** BEGIN Task input **

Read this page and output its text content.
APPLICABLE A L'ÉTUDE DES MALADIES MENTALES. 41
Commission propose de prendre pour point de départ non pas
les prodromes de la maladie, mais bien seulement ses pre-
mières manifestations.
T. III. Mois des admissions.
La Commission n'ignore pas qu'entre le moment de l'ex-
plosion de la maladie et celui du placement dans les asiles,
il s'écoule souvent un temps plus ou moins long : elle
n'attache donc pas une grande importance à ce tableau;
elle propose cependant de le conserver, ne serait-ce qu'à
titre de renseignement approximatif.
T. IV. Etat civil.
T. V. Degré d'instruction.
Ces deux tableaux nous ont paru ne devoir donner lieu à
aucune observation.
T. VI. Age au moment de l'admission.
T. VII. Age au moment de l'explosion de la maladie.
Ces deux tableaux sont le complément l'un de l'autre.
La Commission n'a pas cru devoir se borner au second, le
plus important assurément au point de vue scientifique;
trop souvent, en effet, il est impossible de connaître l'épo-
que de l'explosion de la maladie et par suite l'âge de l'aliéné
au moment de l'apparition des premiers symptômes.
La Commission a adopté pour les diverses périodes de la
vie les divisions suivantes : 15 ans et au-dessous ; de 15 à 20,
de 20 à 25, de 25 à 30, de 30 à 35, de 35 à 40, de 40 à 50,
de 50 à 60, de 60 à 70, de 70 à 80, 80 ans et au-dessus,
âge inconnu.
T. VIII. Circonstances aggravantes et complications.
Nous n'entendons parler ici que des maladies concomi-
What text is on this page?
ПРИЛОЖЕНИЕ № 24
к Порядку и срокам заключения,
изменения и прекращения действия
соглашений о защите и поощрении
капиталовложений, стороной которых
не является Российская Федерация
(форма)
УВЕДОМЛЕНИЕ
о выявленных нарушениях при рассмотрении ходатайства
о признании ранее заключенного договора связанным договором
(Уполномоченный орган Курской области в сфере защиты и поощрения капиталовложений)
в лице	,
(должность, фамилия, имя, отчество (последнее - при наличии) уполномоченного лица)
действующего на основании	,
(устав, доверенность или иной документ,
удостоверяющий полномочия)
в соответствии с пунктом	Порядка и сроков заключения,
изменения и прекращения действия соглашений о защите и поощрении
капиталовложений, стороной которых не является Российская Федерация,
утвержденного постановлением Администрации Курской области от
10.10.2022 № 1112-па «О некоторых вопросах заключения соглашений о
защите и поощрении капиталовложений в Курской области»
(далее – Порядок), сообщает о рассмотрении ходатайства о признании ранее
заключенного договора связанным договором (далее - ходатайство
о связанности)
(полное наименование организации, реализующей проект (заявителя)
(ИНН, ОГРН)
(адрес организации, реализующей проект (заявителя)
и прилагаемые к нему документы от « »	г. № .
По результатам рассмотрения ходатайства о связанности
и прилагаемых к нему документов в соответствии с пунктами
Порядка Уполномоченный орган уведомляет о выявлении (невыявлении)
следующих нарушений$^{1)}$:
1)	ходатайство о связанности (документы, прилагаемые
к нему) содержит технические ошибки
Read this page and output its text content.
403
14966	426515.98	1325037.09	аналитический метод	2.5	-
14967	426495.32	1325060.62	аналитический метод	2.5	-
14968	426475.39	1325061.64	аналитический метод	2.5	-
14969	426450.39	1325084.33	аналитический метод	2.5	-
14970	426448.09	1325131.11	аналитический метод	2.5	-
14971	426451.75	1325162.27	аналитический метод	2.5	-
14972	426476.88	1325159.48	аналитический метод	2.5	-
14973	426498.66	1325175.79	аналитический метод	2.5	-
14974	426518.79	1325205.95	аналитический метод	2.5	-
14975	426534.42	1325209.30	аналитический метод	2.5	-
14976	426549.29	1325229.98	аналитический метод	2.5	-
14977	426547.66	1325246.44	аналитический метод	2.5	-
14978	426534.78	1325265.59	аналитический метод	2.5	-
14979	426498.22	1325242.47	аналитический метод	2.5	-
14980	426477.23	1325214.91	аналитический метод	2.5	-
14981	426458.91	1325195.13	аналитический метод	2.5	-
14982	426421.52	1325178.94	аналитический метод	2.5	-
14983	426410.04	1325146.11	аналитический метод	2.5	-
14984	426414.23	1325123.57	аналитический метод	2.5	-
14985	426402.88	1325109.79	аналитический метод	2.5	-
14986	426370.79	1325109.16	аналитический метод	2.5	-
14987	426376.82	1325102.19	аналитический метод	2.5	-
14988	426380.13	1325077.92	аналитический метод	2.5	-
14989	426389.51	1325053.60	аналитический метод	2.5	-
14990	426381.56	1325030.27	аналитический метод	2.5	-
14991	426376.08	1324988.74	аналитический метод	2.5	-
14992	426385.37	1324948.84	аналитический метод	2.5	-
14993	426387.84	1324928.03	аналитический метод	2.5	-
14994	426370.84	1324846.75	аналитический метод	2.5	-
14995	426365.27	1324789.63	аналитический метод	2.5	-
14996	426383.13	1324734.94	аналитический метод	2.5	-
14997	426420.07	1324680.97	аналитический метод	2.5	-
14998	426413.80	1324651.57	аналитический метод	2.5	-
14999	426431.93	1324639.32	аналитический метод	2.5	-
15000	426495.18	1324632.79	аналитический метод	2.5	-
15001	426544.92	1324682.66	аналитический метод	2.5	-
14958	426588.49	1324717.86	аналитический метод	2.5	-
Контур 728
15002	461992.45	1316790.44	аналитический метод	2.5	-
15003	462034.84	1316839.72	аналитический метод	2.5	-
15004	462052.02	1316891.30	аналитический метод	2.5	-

** END Task input **

In the listing, find all lines with the string "изменения" and copy them.

изменения и прекращения действия
изменения и прекращения действия соглашений о защите и поощрении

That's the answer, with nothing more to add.